Recorded information:
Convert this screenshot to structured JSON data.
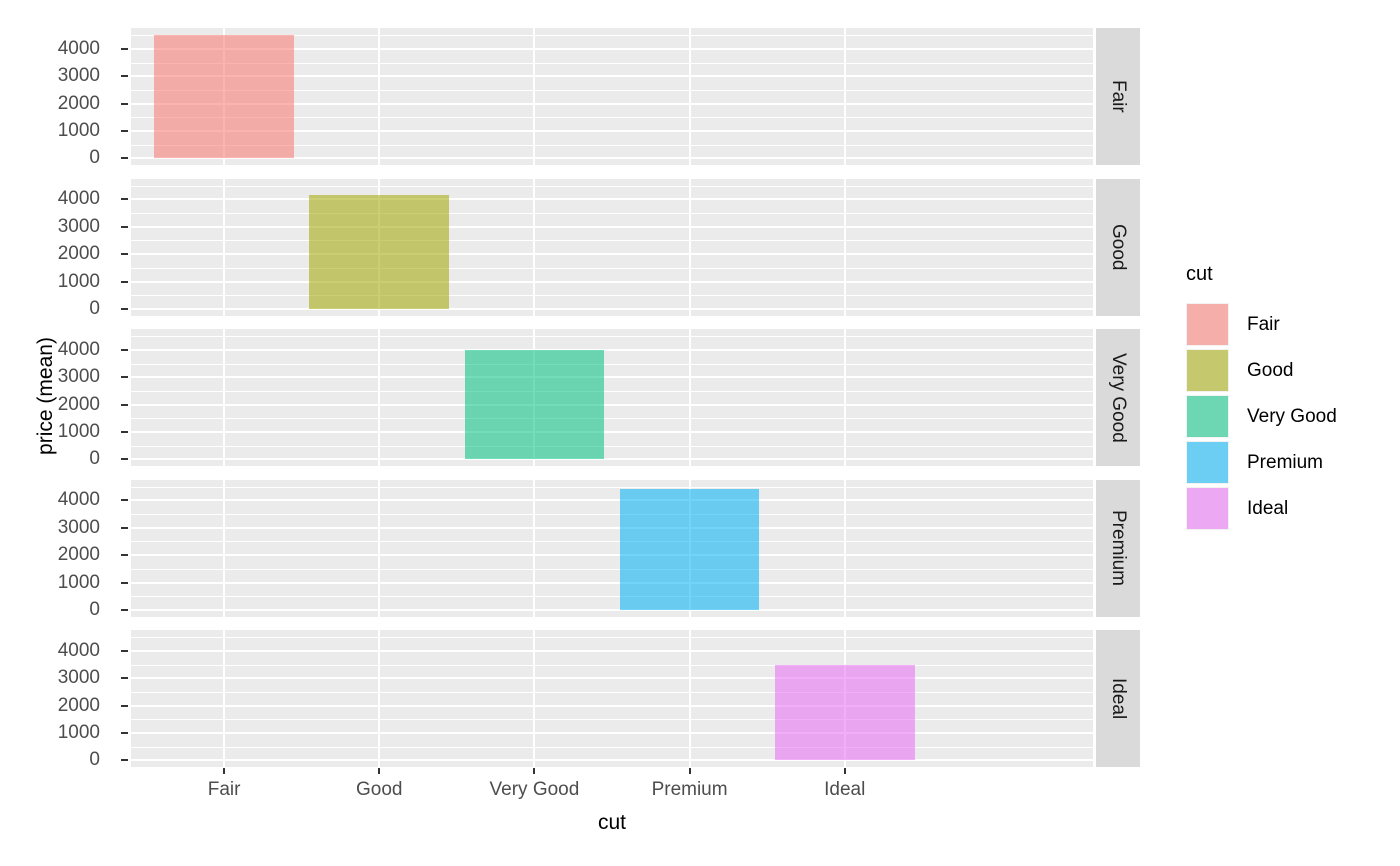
{
  "chart_data": {
    "type": "bar",
    "title": "",
    "xlabel": "cut",
    "ylabel": "price (mean)",
    "categories": [
      "Fair",
      "Good",
      "Very Good",
      "Premium",
      "Ideal"
    ],
    "values": [
      4500,
      4150,
      3980,
      4400,
      3500
    ],
    "facets": [
      "Fair",
      "Good",
      "Very Good",
      "Premium",
      "Ideal"
    ],
    "facet_note": "one horizontal facet panel per cut level; each panel contains only its own category's bar",
    "y_ticks": [
      0,
      1000,
      2000,
      3000,
      4000
    ],
    "ylim": [
      -240,
      4760
    ],
    "bar_width_fraction": 0.9,
    "grid": {
      "major": true,
      "minor": true,
      "gridline_color": "#FFFFFF"
    },
    "legend": {
      "title": "cut",
      "position": "right",
      "fill_alpha": 0.55,
      "entries": [
        {
          "label": "Fair",
          "color": "#F8766D"
        },
        {
          "label": "Good",
          "color": "#A3A500"
        },
        {
          "label": "Very Good",
          "color": "#00BF7D"
        },
        {
          "label": "Premium",
          "color": "#00B0F6"
        },
        {
          "label": "Ideal",
          "color": "#E76BF3"
        }
      ]
    },
    "colors": {
      "panel_bg": "#EBEBEB",
      "strip_bg": "#DADADA",
      "strip_text": "#1A1A1A",
      "tick_label": "#4D4D4D",
      "tick_mark": "#333333",
      "axis_title": "#000000",
      "background": "#FFFFFF"
    }
  }
}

Work required:
Make an exact copy of the data, leaving its pictures out.

Solution:
Convert this screenshot to structured JSON data.
{
  "chart_data": {
    "type": "bar",
    "title": "",
    "xlabel": "cut",
    "ylabel": "price (mean)",
    "categories": [
      "Fair",
      "Good",
      "Very Good",
      "Premium",
      "Ideal"
    ],
    "values": [
      4500,
      4150,
      3980,
      4400,
      3500
    ],
    "facets": [
      "Fair",
      "Good",
      "Very Good",
      "Premium",
      "Ideal"
    ],
    "facet_note": "one horizontal facet panel per cut level; each panel contains only its own category's bar",
    "y_ticks": [
      0,
      1000,
      2000,
      3000,
      4000
    ],
    "ylim": [
      -240,
      4760
    ],
    "bar_width_fraction": 0.9,
    "grid": {
      "major": true,
      "minor": true,
      "gridline_color": "#FFFFFF"
    },
    "legend": {
      "title": "cut",
      "position": "right",
      "fill_alpha": 0.55,
      "entries": [
        {
          "label": "Fair",
          "color": "#F8766D"
        },
        {
          "label": "Good",
          "color": "#A3A500"
        },
        {
          "label": "Very Good",
          "color": "#00BF7D"
        },
        {
          "label": "Premium",
          "color": "#00B0F6"
        },
        {
          "label": "Ideal",
          "color": "#E76BF3"
        }
      ]
    },
    "colors": {
      "panel_bg": "#EBEBEB",
      "strip_bg": "#DADADA",
      "strip_text": "#1A1A1A",
      "tick_label": "#4D4D4D",
      "tick_mark": "#333333",
      "axis_title": "#000000",
      "background": "#FFFFFF"
    }
  }
}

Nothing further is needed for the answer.